[Problem requirements]:
Can you output the records below exactly as they are written?

Lines of data
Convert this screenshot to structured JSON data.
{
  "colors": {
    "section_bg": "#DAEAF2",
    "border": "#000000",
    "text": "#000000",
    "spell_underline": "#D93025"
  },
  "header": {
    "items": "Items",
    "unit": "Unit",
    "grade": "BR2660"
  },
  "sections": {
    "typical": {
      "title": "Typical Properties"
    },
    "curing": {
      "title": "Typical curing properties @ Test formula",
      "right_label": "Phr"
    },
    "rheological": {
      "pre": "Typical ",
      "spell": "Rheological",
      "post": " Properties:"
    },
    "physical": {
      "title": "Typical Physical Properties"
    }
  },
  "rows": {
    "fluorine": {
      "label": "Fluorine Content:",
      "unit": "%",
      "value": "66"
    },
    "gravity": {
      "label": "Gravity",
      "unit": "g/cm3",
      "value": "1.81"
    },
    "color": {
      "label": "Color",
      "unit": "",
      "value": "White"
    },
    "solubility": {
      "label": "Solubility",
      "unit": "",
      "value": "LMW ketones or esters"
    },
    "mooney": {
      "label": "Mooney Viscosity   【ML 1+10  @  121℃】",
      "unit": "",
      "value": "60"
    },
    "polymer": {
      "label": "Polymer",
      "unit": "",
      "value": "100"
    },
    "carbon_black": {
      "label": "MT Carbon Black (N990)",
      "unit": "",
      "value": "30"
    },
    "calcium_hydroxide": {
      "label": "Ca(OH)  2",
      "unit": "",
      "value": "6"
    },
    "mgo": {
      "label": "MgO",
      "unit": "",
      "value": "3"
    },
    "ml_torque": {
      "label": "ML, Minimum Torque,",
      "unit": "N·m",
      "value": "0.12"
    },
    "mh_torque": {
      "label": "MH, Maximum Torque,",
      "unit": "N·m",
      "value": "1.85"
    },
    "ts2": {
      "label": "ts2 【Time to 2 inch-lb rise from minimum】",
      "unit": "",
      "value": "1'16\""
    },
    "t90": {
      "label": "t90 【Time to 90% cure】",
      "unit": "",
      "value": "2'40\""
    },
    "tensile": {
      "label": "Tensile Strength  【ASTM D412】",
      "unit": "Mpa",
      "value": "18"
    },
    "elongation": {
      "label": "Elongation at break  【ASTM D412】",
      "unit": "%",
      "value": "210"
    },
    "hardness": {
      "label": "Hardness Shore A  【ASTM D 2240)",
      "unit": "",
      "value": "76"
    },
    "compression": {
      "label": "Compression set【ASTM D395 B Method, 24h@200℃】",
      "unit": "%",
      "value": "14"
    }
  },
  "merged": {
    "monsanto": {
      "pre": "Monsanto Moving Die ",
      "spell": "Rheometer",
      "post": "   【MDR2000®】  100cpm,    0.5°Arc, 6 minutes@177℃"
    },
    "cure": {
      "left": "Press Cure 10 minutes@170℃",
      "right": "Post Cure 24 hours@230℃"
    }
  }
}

[Response below]:
Convert this screenshot to structured JSON data.
{
  "colors": {
    "section_bg": "#DAEAF2",
    "border": "#000000",
    "text": "#000000",
    "spell_underline": "#D93025"
  },
  "header": {
    "items": "Items",
    "unit": "Unit",
    "grade": "BR2660"
  },
  "sections": {
    "typical": {
      "title": "Typical Properties"
    },
    "curing": {
      "title": "Typical curing properties @ Test formula",
      "right_label": "Phr"
    },
    "rheological": {
      "pre": "Typical ",
      "spell": "Rheological",
      "post": " Properties:"
    },
    "physical": {
      "title": "Typical Physical Properties"
    }
  },
  "rows": {
    "fluorine": {
      "label": "Fluorine Content:",
      "unit": "%",
      "value": "66"
    },
    "gravity": {
      "label": "Gravity",
      "unit": "g/cm3",
      "value": "1.81"
    },
    "color": {
      "label": "Color",
      "unit": "",
      "value": "White"
    },
    "solubility": {
      "label": "Solubility",
      "unit": "",
      "value": "LMW ketones or esters"
    },
    "mooney": {
      "label": "Mooney Viscosity   【ML 1+10  @  121℃】",
      "unit": "",
      "value": "60"
    },
    "polymer": {
      "label": "Polymer",
      "unit": "",
      "value": "100"
    },
    "carbon_black": {
      "label": "MT Carbon Black (N990)",
      "unit": "",
      "value": "30"
    },
    "calcium_hydroxide": {
      "label": "Ca(OH)  2",
      "unit": "",
      "value": "6"
    },
    "mgo": {
      "label": "MgO",
      "unit": "",
      "value": "3"
    },
    "ml_torque": {
      "label": "ML, Minimum Torque,",
      "unit": "N·m",
      "value": "0.12"
    },
    "mh_torque": {
      "label": "MH, Maximum Torque,",
      "unit": "N·m",
      "value": "1.85"
    },
    "ts2": {
      "label": "ts2 【Time to 2 inch-lb rise from minimum】",
      "unit": "",
      "value": "1'16\""
    },
    "t90": {
      "label": "t90 【Time to 90% cure】",
      "unit": "",
      "value": "2'40\""
    },
    "tensile": {
      "label": "Tensile Strength  【ASTM D412】",
      "unit": "Mpa",
      "value": "18"
    },
    "elongation": {
      "label": "Elongation at break  【ASTM D412】",
      "unit": "%",
      "value": "210"
    },
    "hardness": {
      "label": "Hardness Shore A  【ASTM D 2240)",
      "unit": "",
      "value": "76"
    },
    "compression": {
      "label": "Compression set【ASTM D395 B Method, 24h@200℃】",
      "unit": "%",
      "value": "14"
    }
  },
  "merged": {
    "monsanto": {
      "pre": "Monsanto Moving Die ",
      "spell": "Rheometer",
      "post": "   【MDR2000®】  100cpm,    0.5°Arc, 6 minutes@177℃"
    },
    "cure": {
      "left": "Press Cure 10 minutes@170℃",
      "right": "Post Cure 24 hours@230℃"
    }
  }
}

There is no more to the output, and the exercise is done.